Goal of the exercise => Gather every line that includes the word "трансферты", please.

[Saved entries]
•••••
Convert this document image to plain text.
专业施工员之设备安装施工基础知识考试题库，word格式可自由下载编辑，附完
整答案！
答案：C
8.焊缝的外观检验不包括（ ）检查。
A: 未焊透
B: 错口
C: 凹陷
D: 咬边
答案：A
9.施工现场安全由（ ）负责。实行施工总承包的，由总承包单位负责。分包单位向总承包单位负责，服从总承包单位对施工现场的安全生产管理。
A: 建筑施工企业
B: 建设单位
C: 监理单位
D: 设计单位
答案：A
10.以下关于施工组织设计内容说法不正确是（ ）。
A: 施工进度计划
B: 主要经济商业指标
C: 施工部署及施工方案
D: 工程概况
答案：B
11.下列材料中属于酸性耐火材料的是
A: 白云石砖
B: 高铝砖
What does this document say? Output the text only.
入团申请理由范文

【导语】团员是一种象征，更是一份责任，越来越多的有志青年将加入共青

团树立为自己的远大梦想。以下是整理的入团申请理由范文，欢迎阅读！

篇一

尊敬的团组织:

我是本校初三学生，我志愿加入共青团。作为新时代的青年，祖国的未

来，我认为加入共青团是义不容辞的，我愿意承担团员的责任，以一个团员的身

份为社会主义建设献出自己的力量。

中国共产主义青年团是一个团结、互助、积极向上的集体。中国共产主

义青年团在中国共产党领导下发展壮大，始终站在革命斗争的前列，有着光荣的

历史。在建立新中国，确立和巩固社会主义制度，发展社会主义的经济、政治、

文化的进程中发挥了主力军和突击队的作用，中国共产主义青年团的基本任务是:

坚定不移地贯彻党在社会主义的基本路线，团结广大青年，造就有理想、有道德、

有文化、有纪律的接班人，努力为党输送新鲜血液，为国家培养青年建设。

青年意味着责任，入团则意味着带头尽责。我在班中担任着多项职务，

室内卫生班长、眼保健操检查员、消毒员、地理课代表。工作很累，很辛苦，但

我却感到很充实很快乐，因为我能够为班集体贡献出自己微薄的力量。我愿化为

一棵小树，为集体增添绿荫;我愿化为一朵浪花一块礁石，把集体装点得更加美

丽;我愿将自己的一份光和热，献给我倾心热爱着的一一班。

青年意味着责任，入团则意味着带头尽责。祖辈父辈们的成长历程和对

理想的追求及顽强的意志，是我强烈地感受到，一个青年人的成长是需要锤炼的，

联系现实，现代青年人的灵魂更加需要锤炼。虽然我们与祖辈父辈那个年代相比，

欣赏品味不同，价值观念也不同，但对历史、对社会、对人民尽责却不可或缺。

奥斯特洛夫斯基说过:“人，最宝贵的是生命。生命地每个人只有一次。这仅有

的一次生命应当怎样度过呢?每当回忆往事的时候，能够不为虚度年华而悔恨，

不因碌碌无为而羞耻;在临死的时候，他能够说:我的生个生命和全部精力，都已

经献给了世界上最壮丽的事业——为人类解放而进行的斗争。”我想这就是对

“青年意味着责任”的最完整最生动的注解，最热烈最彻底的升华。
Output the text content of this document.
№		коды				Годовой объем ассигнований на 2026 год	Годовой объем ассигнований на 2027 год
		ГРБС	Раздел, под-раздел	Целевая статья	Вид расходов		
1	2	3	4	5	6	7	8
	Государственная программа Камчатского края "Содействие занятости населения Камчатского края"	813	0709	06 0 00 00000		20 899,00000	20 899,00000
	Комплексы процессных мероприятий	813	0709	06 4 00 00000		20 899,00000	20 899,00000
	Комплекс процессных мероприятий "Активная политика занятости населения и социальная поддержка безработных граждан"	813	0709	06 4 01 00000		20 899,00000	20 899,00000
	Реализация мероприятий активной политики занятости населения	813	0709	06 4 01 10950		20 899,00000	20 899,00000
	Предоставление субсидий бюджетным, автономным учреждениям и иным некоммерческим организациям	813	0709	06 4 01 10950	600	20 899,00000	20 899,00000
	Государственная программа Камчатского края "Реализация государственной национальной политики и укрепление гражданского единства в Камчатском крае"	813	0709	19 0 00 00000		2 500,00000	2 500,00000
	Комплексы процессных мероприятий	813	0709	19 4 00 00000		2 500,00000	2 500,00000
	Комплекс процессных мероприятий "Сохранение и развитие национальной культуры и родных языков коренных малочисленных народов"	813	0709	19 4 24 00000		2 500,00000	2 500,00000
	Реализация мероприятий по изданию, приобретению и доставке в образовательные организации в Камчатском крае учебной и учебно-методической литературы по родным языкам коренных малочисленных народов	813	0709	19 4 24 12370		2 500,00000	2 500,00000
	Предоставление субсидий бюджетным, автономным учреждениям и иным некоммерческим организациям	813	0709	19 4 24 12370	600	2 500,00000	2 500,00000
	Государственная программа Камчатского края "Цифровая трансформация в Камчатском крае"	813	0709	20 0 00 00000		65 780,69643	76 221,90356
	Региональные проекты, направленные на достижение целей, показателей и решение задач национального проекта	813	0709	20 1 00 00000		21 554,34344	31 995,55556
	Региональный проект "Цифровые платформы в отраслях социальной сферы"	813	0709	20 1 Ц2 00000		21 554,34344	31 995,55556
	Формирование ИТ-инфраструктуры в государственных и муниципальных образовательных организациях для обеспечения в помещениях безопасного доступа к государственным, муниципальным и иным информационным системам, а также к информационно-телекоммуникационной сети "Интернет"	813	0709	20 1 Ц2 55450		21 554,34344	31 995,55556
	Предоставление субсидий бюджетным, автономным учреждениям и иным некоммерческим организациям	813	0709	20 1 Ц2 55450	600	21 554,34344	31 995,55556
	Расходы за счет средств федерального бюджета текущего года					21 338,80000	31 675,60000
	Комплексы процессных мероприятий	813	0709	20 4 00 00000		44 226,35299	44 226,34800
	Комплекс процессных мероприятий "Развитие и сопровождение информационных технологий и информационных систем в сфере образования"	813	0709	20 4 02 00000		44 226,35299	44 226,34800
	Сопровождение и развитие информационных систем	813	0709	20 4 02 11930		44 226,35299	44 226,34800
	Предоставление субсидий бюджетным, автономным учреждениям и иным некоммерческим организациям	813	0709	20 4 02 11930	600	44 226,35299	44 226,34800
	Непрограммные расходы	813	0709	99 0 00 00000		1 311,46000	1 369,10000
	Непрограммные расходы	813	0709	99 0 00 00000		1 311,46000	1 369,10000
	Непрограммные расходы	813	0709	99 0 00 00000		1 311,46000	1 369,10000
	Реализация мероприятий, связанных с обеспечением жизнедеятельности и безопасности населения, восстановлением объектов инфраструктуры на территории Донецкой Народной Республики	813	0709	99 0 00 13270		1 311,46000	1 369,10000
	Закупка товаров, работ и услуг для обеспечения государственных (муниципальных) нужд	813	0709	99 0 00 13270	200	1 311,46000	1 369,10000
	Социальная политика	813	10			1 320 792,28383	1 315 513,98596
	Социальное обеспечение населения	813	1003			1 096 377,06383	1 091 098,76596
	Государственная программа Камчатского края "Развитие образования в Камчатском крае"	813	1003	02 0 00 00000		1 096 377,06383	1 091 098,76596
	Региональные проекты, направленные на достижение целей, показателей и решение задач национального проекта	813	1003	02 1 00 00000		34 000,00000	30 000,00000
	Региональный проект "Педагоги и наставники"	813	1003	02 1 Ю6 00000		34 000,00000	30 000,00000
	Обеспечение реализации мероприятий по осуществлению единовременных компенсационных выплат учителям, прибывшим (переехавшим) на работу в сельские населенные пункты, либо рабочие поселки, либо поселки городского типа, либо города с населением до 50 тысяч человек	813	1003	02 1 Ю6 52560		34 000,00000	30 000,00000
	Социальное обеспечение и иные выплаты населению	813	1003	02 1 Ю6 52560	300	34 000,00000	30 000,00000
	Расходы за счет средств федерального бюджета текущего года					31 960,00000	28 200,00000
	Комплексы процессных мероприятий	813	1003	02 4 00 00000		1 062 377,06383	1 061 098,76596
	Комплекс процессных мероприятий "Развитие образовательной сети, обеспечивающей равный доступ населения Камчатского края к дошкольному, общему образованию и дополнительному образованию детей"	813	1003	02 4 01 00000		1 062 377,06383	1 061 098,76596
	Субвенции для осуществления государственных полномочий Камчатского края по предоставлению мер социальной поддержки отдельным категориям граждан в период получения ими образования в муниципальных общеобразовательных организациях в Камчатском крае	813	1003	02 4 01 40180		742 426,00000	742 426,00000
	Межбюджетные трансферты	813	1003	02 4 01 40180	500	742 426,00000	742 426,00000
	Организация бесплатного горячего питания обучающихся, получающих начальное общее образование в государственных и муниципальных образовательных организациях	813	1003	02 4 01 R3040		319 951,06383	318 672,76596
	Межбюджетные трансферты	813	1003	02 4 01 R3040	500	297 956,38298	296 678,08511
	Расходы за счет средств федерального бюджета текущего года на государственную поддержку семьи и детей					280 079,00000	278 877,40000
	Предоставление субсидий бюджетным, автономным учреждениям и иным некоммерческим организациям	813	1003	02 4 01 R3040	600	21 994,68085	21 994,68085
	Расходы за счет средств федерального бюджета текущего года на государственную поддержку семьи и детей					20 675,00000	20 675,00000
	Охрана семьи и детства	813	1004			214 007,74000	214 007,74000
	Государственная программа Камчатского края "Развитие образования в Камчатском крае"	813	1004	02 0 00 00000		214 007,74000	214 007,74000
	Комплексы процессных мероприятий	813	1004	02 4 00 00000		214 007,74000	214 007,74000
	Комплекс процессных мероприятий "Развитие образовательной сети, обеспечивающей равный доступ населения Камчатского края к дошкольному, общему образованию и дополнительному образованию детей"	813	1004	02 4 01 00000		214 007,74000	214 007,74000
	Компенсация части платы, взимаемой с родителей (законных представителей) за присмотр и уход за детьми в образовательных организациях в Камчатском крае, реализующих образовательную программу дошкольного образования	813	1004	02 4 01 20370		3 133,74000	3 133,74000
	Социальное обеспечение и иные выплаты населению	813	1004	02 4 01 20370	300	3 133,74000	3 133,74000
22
•••••
Exercise answer =>
	Межбюджетные трансферты	813	1003	02 4 01 40180	500	742 426,00000	742 426,00000
	Межбюджетные трансферты	813	1003	02 4 01 R3040	500	297 956,38298	296 678,08511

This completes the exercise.